WHAT IS BEING ASKED.
Count every line that has the word "Προϊσταμένου" in it; give no more than the number.

[Extracted data entries]
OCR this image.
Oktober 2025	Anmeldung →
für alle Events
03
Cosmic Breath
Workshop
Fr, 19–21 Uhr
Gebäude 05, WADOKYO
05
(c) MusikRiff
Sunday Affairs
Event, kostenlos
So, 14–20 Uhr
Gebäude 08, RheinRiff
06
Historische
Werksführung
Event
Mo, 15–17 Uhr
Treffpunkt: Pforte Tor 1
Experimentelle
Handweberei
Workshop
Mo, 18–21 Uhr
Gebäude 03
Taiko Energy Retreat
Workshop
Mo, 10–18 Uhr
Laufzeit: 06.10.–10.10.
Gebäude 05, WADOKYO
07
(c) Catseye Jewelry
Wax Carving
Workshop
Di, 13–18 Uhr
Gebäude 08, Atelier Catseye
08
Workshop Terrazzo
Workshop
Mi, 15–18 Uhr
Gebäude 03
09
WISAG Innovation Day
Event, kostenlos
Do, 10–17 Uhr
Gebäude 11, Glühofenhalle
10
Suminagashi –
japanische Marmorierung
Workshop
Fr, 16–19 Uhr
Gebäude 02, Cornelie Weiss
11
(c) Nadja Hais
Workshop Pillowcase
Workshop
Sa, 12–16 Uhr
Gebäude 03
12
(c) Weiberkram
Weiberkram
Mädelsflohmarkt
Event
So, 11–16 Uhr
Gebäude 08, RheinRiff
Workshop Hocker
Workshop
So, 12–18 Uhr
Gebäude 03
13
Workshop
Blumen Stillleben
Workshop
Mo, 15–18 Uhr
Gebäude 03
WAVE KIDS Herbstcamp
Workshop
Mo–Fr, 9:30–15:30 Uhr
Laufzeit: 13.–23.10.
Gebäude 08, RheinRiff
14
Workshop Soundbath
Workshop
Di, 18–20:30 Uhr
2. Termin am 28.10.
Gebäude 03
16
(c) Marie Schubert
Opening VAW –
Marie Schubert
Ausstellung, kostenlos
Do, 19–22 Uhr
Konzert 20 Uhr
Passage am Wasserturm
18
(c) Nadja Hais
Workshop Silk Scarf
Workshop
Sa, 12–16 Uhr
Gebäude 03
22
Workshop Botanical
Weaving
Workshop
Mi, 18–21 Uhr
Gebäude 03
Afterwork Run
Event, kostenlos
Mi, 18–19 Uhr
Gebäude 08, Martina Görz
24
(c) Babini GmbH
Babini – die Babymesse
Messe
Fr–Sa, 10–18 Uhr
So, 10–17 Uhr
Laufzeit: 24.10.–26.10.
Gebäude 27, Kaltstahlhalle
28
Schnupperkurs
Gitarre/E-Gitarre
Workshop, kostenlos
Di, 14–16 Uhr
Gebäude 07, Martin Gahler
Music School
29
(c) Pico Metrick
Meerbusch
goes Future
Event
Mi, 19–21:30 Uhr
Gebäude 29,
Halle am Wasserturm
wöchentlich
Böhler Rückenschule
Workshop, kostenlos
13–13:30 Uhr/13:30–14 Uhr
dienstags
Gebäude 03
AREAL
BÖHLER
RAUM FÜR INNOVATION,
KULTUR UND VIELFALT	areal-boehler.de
* * *
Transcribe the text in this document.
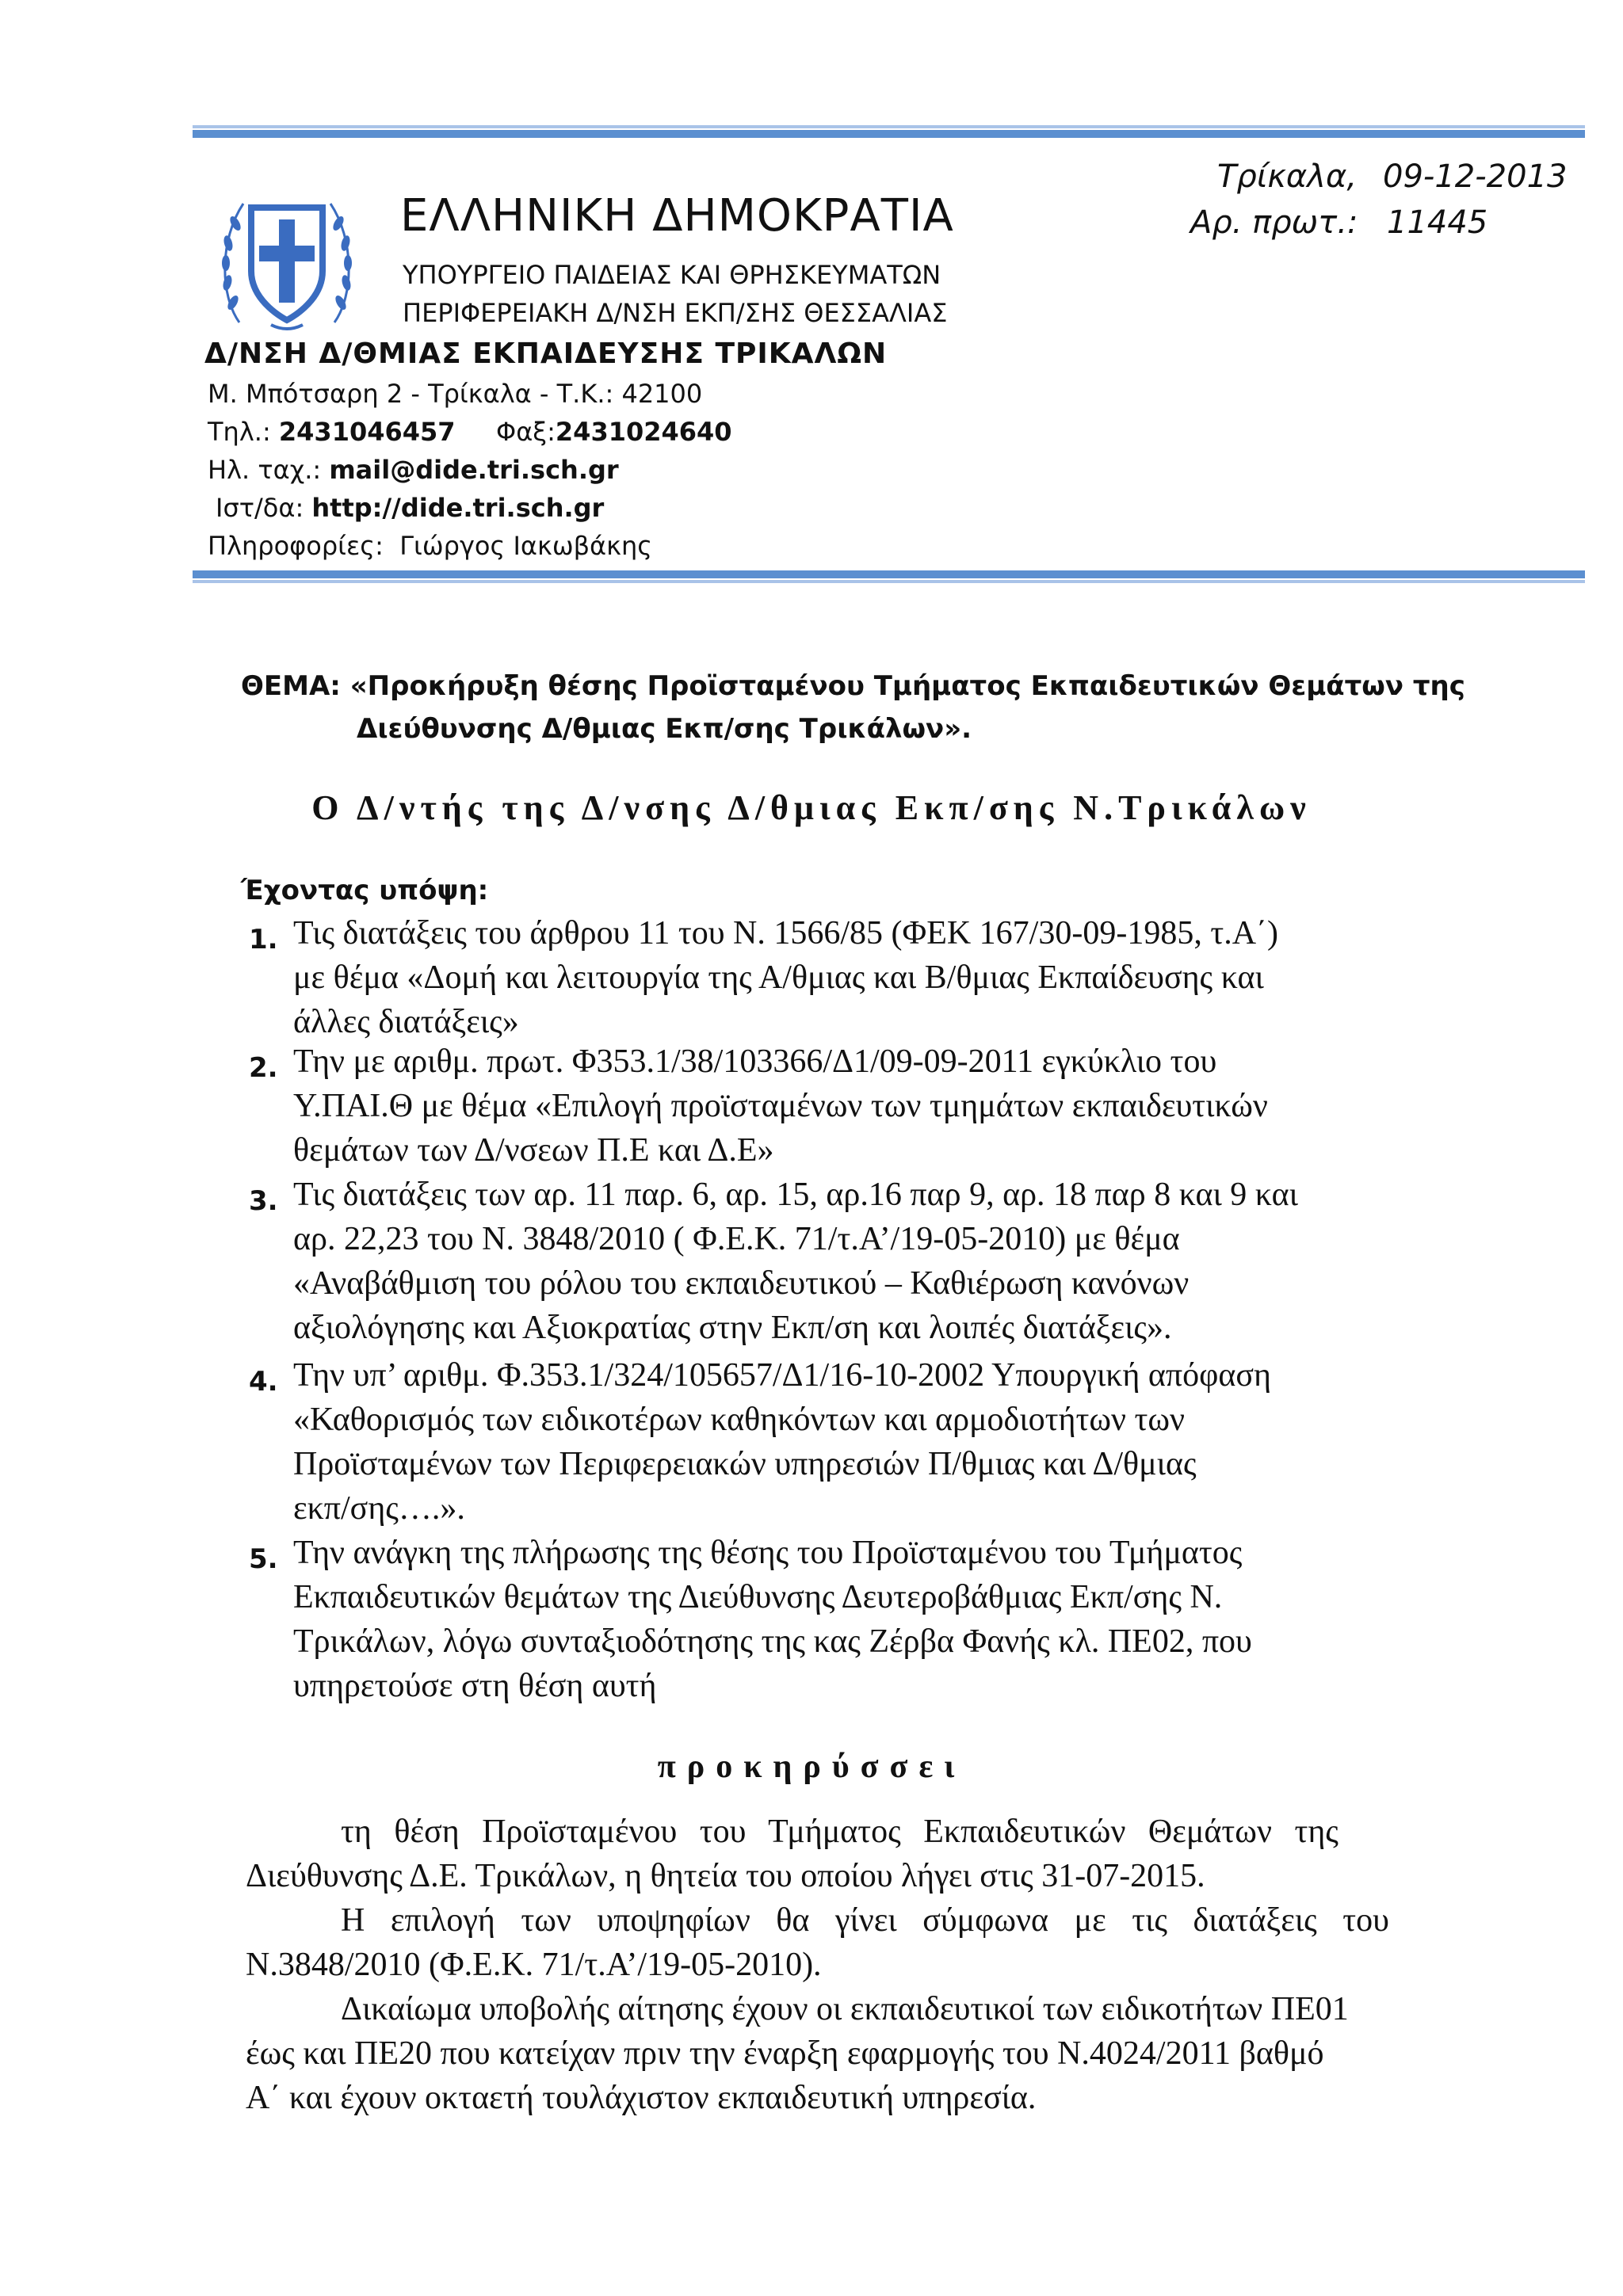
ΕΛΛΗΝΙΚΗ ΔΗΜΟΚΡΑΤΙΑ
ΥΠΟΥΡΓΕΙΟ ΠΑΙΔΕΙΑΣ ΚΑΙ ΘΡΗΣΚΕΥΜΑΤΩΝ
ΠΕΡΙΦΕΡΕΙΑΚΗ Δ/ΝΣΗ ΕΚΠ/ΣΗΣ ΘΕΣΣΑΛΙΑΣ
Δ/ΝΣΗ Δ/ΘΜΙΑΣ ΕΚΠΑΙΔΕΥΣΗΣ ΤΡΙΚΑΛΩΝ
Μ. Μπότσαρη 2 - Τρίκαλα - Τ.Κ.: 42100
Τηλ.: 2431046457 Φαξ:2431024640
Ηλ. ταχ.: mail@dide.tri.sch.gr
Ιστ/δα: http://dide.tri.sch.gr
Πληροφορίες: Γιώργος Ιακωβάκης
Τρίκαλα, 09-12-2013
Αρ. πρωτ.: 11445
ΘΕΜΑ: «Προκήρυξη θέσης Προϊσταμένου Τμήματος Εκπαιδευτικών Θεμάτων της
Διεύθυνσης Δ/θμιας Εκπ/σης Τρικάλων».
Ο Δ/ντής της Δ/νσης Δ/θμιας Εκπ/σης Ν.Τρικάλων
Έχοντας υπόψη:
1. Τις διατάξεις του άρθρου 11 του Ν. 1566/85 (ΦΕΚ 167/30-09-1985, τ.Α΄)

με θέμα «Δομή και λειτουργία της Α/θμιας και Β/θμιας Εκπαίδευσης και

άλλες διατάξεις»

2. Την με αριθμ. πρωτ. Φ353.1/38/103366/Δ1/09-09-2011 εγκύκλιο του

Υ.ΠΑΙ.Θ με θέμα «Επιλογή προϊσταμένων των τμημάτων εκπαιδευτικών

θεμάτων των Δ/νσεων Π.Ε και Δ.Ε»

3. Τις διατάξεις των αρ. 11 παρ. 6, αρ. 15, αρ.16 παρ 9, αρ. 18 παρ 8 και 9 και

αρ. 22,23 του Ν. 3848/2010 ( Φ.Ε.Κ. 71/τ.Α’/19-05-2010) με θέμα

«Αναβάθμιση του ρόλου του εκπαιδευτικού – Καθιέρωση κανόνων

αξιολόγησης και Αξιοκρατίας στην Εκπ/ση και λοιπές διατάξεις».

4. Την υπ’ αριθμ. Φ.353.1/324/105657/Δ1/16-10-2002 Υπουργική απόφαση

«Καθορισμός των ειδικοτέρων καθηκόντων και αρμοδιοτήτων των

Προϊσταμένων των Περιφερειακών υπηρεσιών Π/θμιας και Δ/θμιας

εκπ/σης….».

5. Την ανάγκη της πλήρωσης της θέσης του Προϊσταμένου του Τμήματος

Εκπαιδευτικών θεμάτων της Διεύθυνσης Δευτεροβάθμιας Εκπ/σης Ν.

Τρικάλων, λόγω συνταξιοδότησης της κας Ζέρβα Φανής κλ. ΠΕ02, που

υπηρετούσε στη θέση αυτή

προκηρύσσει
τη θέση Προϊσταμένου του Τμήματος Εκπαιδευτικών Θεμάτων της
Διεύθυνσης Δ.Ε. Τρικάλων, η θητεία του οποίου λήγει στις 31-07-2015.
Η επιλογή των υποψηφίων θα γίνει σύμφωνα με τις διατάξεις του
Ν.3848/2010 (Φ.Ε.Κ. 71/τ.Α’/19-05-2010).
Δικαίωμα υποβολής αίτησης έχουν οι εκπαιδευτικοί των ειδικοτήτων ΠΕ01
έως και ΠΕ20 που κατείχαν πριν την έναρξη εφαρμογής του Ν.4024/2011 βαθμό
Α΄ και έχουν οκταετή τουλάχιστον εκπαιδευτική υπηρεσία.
* * *
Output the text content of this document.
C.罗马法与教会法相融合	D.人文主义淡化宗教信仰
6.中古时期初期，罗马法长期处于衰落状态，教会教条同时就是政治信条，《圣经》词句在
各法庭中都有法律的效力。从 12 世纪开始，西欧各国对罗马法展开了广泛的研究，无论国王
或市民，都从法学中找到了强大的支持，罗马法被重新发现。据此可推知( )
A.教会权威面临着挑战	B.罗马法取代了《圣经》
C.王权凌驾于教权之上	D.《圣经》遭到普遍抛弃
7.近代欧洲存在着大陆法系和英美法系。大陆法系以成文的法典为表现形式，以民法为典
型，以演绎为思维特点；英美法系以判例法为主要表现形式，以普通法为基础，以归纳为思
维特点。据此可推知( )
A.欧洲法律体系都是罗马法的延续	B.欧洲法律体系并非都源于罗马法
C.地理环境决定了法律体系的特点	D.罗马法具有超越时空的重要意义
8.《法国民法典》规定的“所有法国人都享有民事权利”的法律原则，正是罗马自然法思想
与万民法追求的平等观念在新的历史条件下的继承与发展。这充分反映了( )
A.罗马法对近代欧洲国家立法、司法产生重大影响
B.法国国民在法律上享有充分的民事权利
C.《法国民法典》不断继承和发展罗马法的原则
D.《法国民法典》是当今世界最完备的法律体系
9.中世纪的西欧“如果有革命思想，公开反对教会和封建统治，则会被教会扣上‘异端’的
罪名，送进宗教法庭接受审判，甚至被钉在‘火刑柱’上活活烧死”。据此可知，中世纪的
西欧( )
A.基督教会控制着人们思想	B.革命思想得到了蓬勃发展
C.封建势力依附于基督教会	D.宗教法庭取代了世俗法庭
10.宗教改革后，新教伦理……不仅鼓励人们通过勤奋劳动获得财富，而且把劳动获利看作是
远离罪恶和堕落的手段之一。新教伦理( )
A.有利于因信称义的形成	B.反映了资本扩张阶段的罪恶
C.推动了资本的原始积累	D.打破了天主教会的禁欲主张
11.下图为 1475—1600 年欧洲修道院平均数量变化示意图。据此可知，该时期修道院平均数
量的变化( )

EXERCISE ANSWER.
3